> EXTRAIT DU TEXTE
En disant ces mots, sir John donna de l’éperon à sa monture. Une masse de Français qui étaient devant lui firent feu, et son cheval tomba. En s’apercevant de la chute du général, les Anglais se mirent à fuir, et sir John Hope, qui était un homme de grande corpulence, qui avait en outre deux blessures graves et une jambe engagée sous son cheval, resta à la merci des assaillants...


Un combat comme celui que je viens de décrire est toujours accompagné d’un carnage plus grand des deux côtés que ne l’est une bataille donnée dans les règles et combattue avec méthode. De notre côté, neuf cents hommes étaient tombés ; du côté de l’ennemi, plus de mille, et le combat avait eu lieu sur un espace si restreint, que même l’œil expérimenté d’un vieux soldat aurait conjecturé, d’après les tas de cadavres, que les pertes étaient plus considérables. La rue de Saint-Étienne en particulier était couverte de morts et de blessés. Autour du canon, ils gisaient en monceaux ; un artilleur français était tombé là avec sa mèche dans la main ; il était étendu, la tête fendue en deux. La bouche et la culasse de la pièce étaient enduites de sang et de cervelle ; derrière elle se trouvaient plusieurs cadavres de soldats des deux nations, dont la tète avait été évidemment brisée à coups de crosse. Des armes de toute sorte, les unes brisées, les autres entières, étaient semées partout. Parmi les morts, de notre côté, se trouvait le général Hay, frappé par une balle qui pénétra dans l'intérieur de l’église par un créneau. C’était, en un mot, une des affaires les plus rudes et les moins satisfaisantes de toute la guerre ; de braves gens étaient tombés quand leur mort n’était plus utile à leur pays et beaucoup de sang avait coulé en vain.



Le 20 avril, la guerre fut considérée comme terminée. Le 28 avril, le drapeau blanc remplace le drapeau tricolore sur les remparts de Bayonne. Mais les troupes et la population n’admettaient qu’à contrecœur le nouvel état de choses, et le lieutenant affirme que tous les canons qui durent saluer le drapeau blanc étaient chargés de boue et de sable, "comme si cette turbulente garnison avait résolu d’insulter autant qu'elle le pourrait à une autorité à laquelle elle ne se soumettait que parce quelle y était contrainte". En ce cas, et après les souffrances d’un pareil siège, il semble bien que cette turbulence peut s’appeler du courage.



Le journal de campagne du Subaltern se termine par quelques réflexions philosophiques où perce l'âme du Révérend Père. Et, comme dernières lignes, nous lisons ce distique, assez peu de circonstance, nous paraît-il, après le récit d'aussi sombres batailles :


Te each and ail a fair gond night 

And rosy dreams and slumberg bright. 


A chacun et à tous une excellente nuit, 

Des rêves couleur de rose et un sommeil léger.

(Données de segmentation de page)
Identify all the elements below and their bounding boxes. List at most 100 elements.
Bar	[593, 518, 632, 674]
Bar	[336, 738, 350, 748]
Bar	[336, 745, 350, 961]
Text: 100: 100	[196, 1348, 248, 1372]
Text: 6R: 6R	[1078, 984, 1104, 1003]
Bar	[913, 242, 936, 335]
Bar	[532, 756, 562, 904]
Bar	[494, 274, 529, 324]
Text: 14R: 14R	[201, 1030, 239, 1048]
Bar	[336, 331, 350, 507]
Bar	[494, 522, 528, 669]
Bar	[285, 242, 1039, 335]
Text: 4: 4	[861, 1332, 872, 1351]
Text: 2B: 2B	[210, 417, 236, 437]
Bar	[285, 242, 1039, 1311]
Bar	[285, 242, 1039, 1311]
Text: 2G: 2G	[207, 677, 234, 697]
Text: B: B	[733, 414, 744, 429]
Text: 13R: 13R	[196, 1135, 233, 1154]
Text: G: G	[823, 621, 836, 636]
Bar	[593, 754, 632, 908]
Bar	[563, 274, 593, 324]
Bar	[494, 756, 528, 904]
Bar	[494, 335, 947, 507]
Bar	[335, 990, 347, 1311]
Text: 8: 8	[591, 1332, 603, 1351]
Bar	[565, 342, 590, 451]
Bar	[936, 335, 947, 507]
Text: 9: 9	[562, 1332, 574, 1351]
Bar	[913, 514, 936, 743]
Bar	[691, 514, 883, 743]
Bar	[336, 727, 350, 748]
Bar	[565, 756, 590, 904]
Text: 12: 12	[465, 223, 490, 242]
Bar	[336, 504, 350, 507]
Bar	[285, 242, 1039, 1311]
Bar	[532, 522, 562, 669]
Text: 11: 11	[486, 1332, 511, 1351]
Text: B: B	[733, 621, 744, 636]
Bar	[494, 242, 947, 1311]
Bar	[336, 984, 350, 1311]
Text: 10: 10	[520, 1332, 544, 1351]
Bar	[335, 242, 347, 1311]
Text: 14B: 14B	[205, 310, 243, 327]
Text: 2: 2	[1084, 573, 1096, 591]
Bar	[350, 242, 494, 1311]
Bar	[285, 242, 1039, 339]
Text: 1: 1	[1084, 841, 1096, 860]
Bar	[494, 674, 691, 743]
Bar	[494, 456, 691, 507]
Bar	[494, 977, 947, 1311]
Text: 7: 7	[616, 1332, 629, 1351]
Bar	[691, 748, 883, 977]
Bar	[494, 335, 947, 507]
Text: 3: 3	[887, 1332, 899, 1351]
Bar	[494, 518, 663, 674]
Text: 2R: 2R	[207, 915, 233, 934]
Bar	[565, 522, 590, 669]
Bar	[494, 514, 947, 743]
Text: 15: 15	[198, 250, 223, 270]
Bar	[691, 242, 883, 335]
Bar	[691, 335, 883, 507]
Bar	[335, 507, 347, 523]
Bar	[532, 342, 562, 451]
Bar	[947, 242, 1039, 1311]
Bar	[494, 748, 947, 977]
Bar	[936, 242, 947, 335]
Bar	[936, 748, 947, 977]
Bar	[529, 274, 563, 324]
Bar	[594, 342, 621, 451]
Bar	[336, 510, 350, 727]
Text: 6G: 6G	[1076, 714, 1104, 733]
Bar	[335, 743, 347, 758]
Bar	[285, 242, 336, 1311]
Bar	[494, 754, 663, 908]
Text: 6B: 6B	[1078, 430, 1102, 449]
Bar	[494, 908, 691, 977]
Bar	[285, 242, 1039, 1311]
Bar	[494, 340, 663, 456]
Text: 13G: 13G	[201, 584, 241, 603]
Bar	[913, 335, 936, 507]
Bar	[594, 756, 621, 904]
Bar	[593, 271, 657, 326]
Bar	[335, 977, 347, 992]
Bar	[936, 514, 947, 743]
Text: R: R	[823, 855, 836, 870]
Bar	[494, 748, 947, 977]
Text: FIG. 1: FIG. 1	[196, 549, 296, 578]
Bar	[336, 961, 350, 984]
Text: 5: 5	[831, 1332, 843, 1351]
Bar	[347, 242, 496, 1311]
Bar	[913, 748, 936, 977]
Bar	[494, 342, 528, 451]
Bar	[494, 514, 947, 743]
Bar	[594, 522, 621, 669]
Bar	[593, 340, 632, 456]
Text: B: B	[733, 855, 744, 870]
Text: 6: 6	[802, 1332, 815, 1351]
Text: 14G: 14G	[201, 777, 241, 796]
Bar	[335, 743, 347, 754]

> CONSIGNE
Dans le récit du siège de Bayonne, recopiez le passage allant de « Le journal de » jusqu'à « un sommeil léger. » en changeant « distique » en « couplet ».

> RÉPONSE
Le journal de campagne du Subaltern se termine par quelques réflexions philosophiques où perce l'âme du Révérend Père. Et, comme dernières lignes, nous lisons ce couplet, assez peu de circonstance, nous paraît-il, après le récit d'aussi sombres batailles :


Te each and ail a fair gond night 

And rosy dreams and slumberg bright. 


A chacun et à tous une excellente nuit, 

Des rêves couleur de rose et un sommeil léger.